__WHAT IS ASKED__: Of all the lines in the data below, how many contain "zwierząt"? Report that number alone.

>> BEGIN PROVIDED INFORMATION

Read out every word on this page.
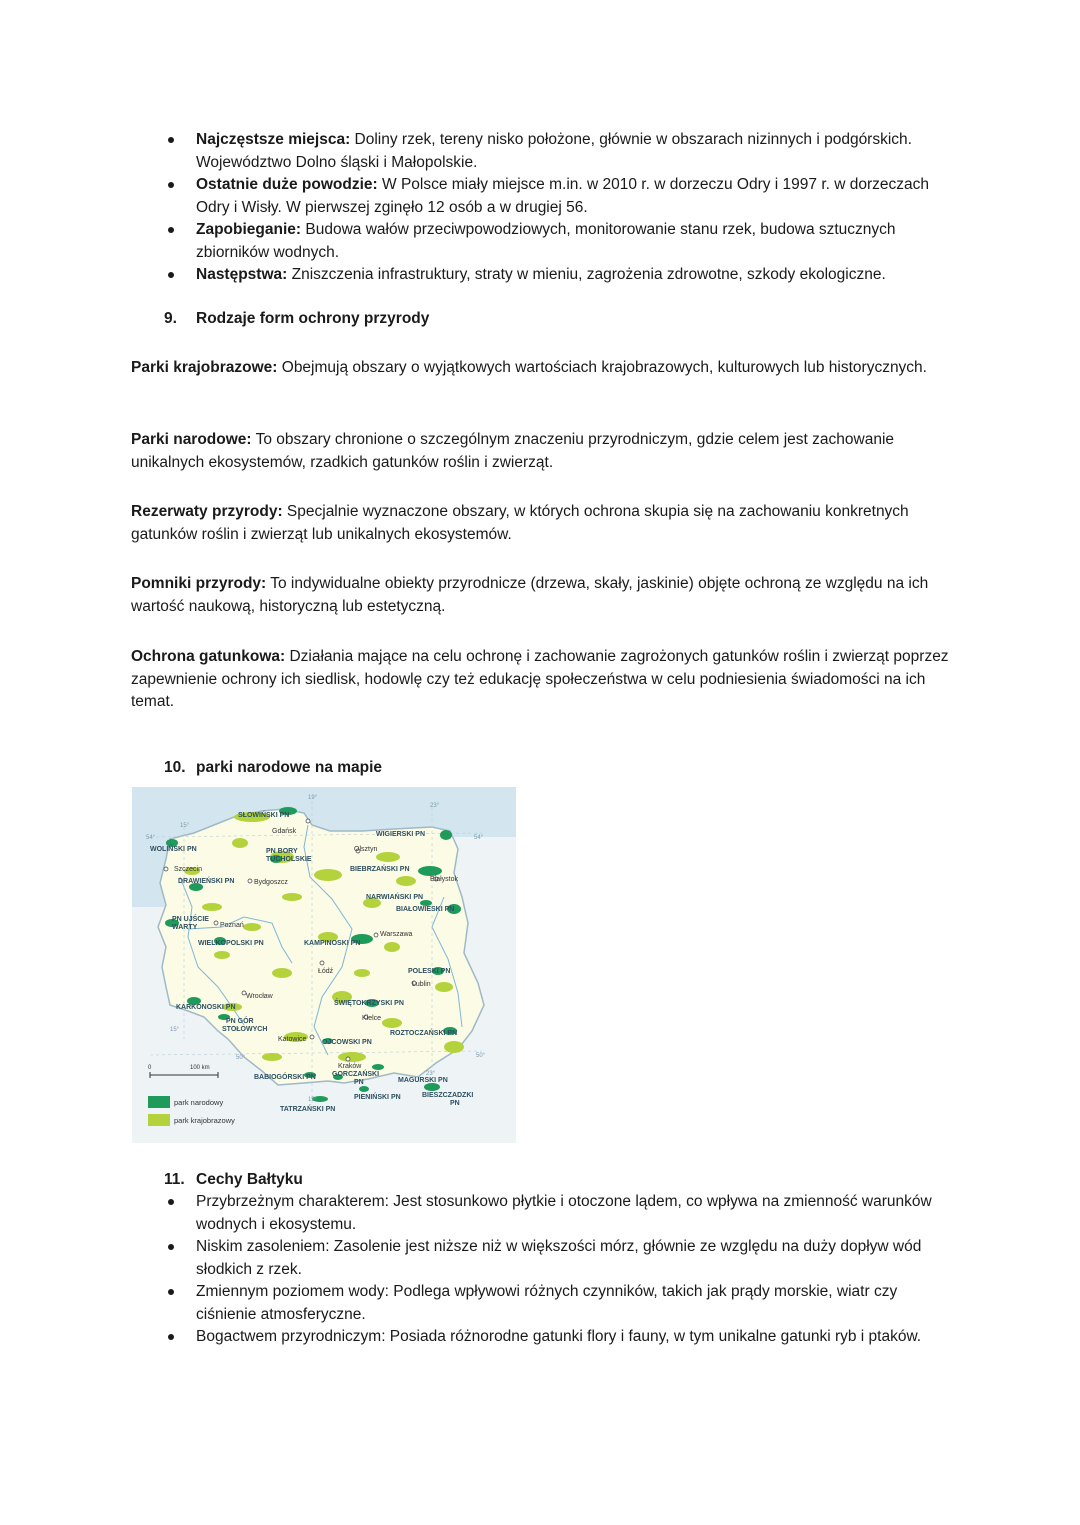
Najczęstsze miejsca: Doliny rzek, tereny nisko położone, głównie w obszarach nizinnych i podgórskich. Województwo Dolno śląski i Małopolskie.
Ostatnie duże powodzie: W Polsce miały miejsce m.in. w 2010 r. w dorzeczu Odry i 1997 r. w dorzeczach Odry i Wisły. W pierwszej zginęło 12 osób a w drugiej 56.
Zapobieganie: Budowa wałów przeciwpowodziowych, monitorowanie stanu rzek, budowa sztucznych zbiorników wodnych.
Następstwa: Zniszczenia infrastruktury, straty w mieniu, zagrożenia zdrowotne, szkody ekologiczne.
9. Rodzaje form ochrony przyrody

Parki krajobrazowe: Obejmują obszary o wyjątkowych wartościach krajobrazowych, kulturowych lub historycznych.

Parki narodowe: To obszary chronione o szczególnym znaczeniu przyrodniczym, gdzie celem jest zachowanie unikalnych ekosystemów, rzadkich gatunków roślin i zwierząt.

Rezerwaty przyrody: Specjalnie wyznaczone obszary, w których ochrona skupia się na zachowaniu konkretnych gatunków roślin i zwierząt lub unikalnych ekosystemów.

Pomniki przyrody: To indywidualne obiekty przyrodnicze (drzewa, skały, jaskinie) objęte ochroną ze względu na ich wartość naukową, historyczną lub estetyczną.

Ochrona gatunkowa: Działania mające na celu ochronę i zachowanie zagrożonych gatunków roślin i zwierząt poprzez zapewnienie ochrony ich siedlisk, hodowlę czy też edukację społeczeństwa w celu podniesienia świadomości na ich temat.

10. parki narodowe na mapie
19°
23°
15°
54°	54°
15°
50°	50°
19°
23°
Gdańsk
Olsztyn
Szczecin
Bydgoszcz	Białystok
Poznań
Warszawa
Łódź
Lublin
Wrocław
Kielce
Katowice
Kraków
SŁOWIŃSKI PN
WOLIŃSKI PN
DRAWIEŃSKI PN
PN BORY
TUCHOLSKIE
PN UJŚCIE
WARTY
WIELKOPOLSKI PN
WIGIERSKI PN
BIEBRZAŃSKI PN
NARWIAŃSKI PN
BIAŁOWIESKI PN
KAMPINOSKI PN
POLESKI PN
ŚWIĘTOKRZYSKI PN
ROZTOCZAŃSKI PN
KARKONOSKI PN
PN GÓR
STOŁOWYCH
OJCOWSKI PN
BABIOGÓRSKI PN GORCZAŃSKI
PN	MAGURSKI PN
PIENIŃSKI PN	BIESZCZADZKI
PN
TATRZAŃSKI PN
0	100 km
park narodowy
park krajobrazowy
11. Cechy Bałtyku
Przybrzeżnym charakterem: Jest stosunkowo płytkie i otoczone lądem, co wpływa na zmienność warunków wodnych i ekosystemu.
Niskim zasoleniem: Zasolenie jest niższe niż w większości mórz, głównie ze względu na duży dopływ wód słodkich z rzek.
Zmiennym poziomem wody: Podlega wpływowi różnych czynników, takich jak prądy morskie, wiatr czy ciśnienie atmosferyczne.
Bogactwem przyrodniczym: Posiada różnorodne gatunki flory i fauny, w tym unikalne gatunki ryb i ptaków.
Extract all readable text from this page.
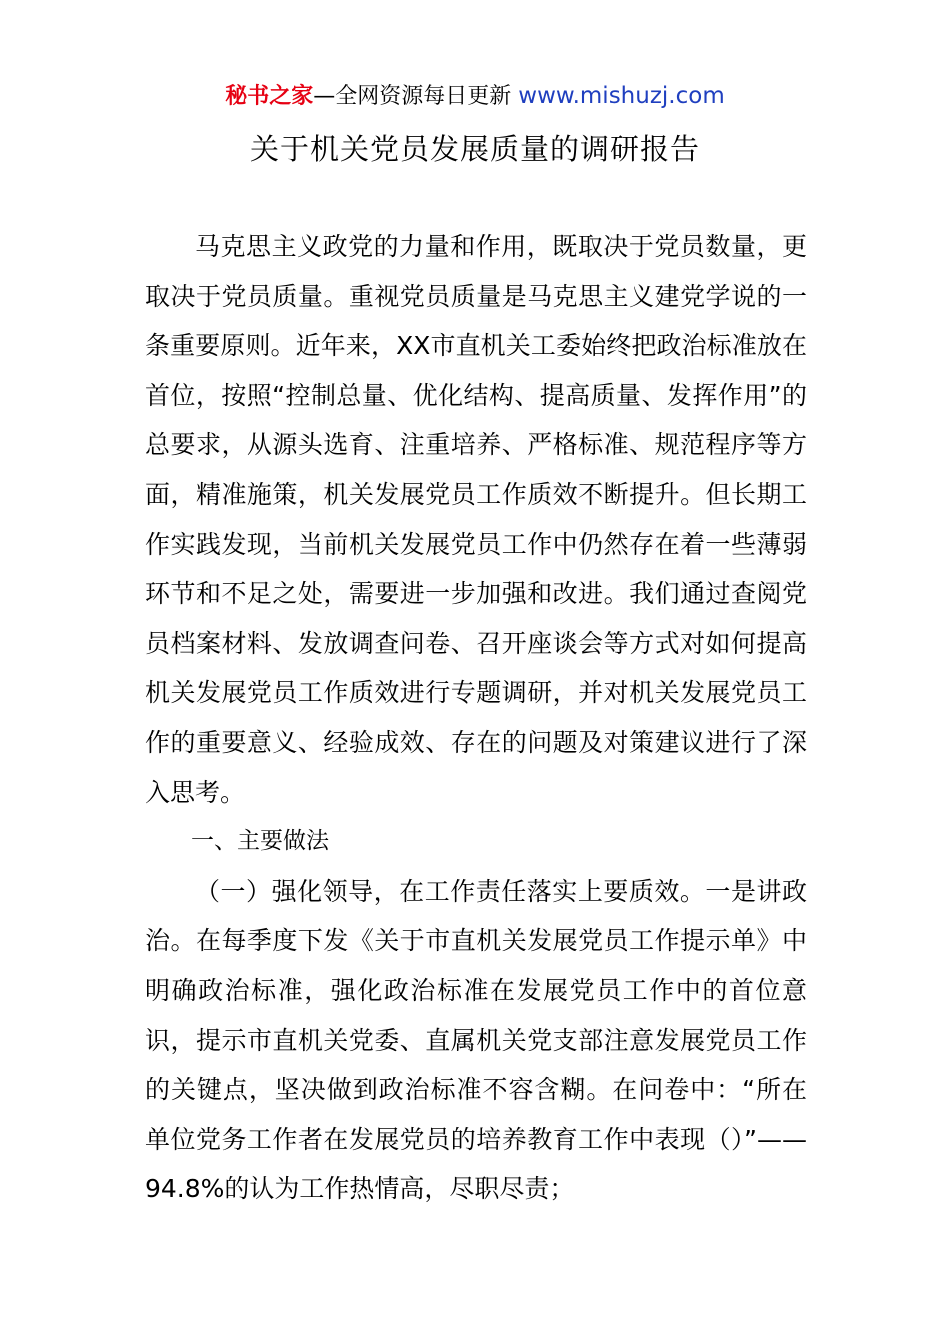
秘书之家—全网资源每日更新 www.mishuzj.com
关于机关党员发展质量的调研报告

马克思主义政党的力量和作用，既取决于党员数量，更取决于党员质量。重视党员质量是马克思主义建党学说的一条重要原则。近年来，XX市直机关工委始终把政治标准放在首位，按照“控制总量、优化结构、提高质量、发挥作用”的总要求，从源头选育、注重培养、严格标准、规范程序等方面，精准施策，机关发展党员工作质效不断提升。但长期工作实践发现，当前机关发展党员工作中仍然存在着一些薄弱环节和不足之处，需要进一步加强和改进。我们通过查阅党员档案材料、发放调查问卷、召开座谈会等方式对如何提高机关发展党员工作质效进行专题调研，并对机关发展党员工作的重要意义、经验成效、存在的问题及对策建议进行了深入思考。

一、主要做法

（一）强化领导，在工作责任落实上要质效。一是讲政治。在每季度下发《关于市直机关发展党员工作提示单》中明确政治标准，强化政治标准在发展党员工作中的首位意识，提示市直机关党委、直属机关党支部注意发展党员工作的关键点，坚决做到政治标准不容含糊。在问卷中：“所在单位党务工作者在发展党员的培养教育工作中表现（）”——94.8%的认为工作热情高，尽职尽责；
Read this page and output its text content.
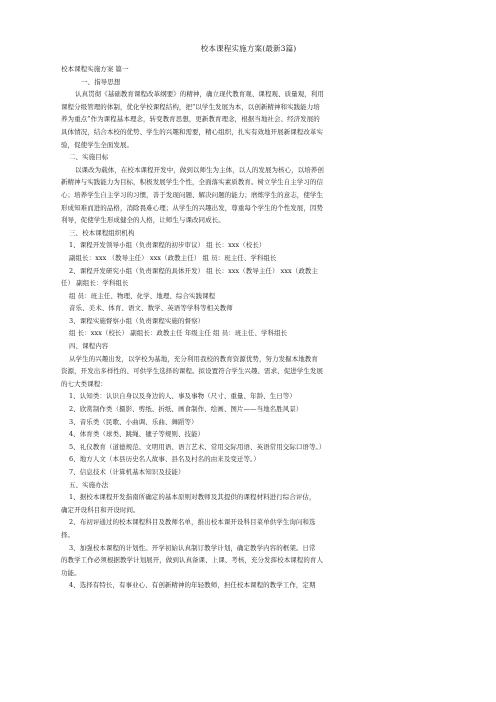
校本课程实施方案(最新3篇)
校本课程实施方案 篇一
一、指导思想
认真贯彻《基础教育课程改革纲要》的精神，确立现代教育观、课程观、质量观，利用
课程分级管理的体制，优化学校课程结构，把“以学生发展为本，以创新精神和实践能力培
养为重点”作为课程基本理念，转变教育思想，更新教育理念，根据当地社会、经济发展的
具体情况，结合本校的优势、学生的兴趣和需要，精心组织，扎实有效地开展新课程改革实
验，促使学生全面发展。
二、实施目标
以课改为载体，在校本课程开发中，做到以师生为主体，以人的发展为核心，以培养创
新精神与实践能力为目标，积极发展学生个性，全面落实素质教育。树立学生自主学习的信
心；培养学生自主学习的习惯，善于发现问题、解决问题的能力；磨炼学生的意志，使学生
形成知难而进的品格，消除畏难心理；从学生的兴趣出发，尊重每个学生的个性发展，因势
利导，促使学生形成健全的人格，让师生与课改同成长。
三、校本课程组织机构
1、课程开发领导小组（负责课程的初步审议） 组 长：xxx（校长）
副组长：xxx （教导主任） xxx（政教主任） 组 员：班主任、学科组长
2、课程开发研究小组（负责课程的具体开发） 组 长：xxx（教导主任） xxx（政教主
任） 副组长：学科组长
组 员：班主任、物理、化学、地理、综合实践课程
音乐、美术、体育、语文、数学、英语等学科等相关教师
3、课程实施督察小组（负责课程实施的督察）
组 长：xxx（校长） 副组长：政教主任 年级主任 组 员：班主任、学科组长
四、课程内容
从学生的兴趣出发，以学校为基地，充分利用我校的教育资源优势，努力发掘本地教育
资源，开发出多样性的、可供学生选择的课程。拟设置符合学生兴趣、需求、促进学生发展
的七大类课程：
1、认知类：认识自身以及身边的人、事及事物（尺寸、重量、年龄、生日等）
2、欣赏制作类（摄影、剪纸、折纸、画食制作、绘画、图片——当地名胜风景）
3、音乐类（民歌、小曲调、乐曲、舞蹈等）
4、体育类（球类、跳绳、毽子等规则、技能）
5、礼仪教育（道德规范、文明用语、语言艺术、常用交际用语、英语常用交际口语等。）
6、地方人文（本县历史名人故事、县名及村名的由来及变迁等。）
7、信息技术（计算机基本知识及技能）
五、实施办法
1、据校本课程开发指南所确定的基本原则对教师及其提供的课程材料进行综合评估，
确定开设科目和开设时间。
2、布初评通过的校本课程科目及教师名单，推出校本课开设科目菜单供学生询问和选
择。
3、加强校本课程的计划性。开学初始认真制订教学计划，确定教学内容的框架。日常
的教学工作必须根据教学计划展开，做到认真备课、上课、考核，充分发挥校本课程的育人
功能。
4、选择有特长，有事业心、有创新精神的年轻教师，担任校本课程的教学工作，定期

>> END PROVIDED INFORMATION

__FINISHED TASK__: 3